PROBLEM:
Extract every line that contains the string "технических".

MATERIAL PROVIDED:
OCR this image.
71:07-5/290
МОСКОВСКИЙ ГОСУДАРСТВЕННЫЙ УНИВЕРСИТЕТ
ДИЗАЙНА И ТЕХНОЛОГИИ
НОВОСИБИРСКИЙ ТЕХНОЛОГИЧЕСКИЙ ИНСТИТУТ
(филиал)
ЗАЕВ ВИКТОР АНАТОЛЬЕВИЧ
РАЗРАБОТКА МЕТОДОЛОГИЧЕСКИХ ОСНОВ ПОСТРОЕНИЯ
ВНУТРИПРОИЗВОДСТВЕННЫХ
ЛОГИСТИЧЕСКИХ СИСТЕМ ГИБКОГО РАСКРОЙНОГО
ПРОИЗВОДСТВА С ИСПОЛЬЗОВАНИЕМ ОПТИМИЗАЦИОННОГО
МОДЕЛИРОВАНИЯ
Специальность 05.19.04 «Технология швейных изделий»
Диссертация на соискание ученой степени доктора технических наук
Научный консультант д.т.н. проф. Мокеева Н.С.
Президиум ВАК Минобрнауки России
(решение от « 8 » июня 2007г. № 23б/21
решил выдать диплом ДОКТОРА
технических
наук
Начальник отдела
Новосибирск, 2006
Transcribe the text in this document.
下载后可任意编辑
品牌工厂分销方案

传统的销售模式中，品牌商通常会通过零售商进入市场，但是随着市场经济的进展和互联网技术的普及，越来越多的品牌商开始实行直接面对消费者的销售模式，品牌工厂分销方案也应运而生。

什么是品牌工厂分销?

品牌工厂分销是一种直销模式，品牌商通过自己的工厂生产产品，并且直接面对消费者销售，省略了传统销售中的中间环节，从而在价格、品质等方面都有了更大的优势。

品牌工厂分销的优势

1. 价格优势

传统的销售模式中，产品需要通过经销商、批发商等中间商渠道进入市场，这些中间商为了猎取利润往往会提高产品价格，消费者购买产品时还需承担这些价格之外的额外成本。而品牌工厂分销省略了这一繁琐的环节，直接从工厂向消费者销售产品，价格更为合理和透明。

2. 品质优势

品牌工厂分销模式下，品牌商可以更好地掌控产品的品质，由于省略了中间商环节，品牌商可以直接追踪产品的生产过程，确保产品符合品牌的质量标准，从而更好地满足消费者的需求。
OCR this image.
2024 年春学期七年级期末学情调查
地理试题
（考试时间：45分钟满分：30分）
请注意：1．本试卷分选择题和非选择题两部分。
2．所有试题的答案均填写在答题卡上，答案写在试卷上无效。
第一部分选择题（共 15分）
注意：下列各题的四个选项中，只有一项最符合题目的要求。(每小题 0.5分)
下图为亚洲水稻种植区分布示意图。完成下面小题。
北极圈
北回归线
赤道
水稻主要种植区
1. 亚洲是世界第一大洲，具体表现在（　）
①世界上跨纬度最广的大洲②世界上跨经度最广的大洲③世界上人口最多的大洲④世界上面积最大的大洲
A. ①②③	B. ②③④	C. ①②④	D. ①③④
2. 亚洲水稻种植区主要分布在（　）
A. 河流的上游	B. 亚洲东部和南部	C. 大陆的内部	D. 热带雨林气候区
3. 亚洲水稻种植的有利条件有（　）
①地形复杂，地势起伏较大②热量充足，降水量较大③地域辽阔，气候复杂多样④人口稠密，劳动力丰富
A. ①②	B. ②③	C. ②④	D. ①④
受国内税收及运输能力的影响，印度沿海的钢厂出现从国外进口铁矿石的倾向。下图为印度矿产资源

EXPECTED ANSWER:
Диссертация на соискание ученой степени доктора технических наук
технических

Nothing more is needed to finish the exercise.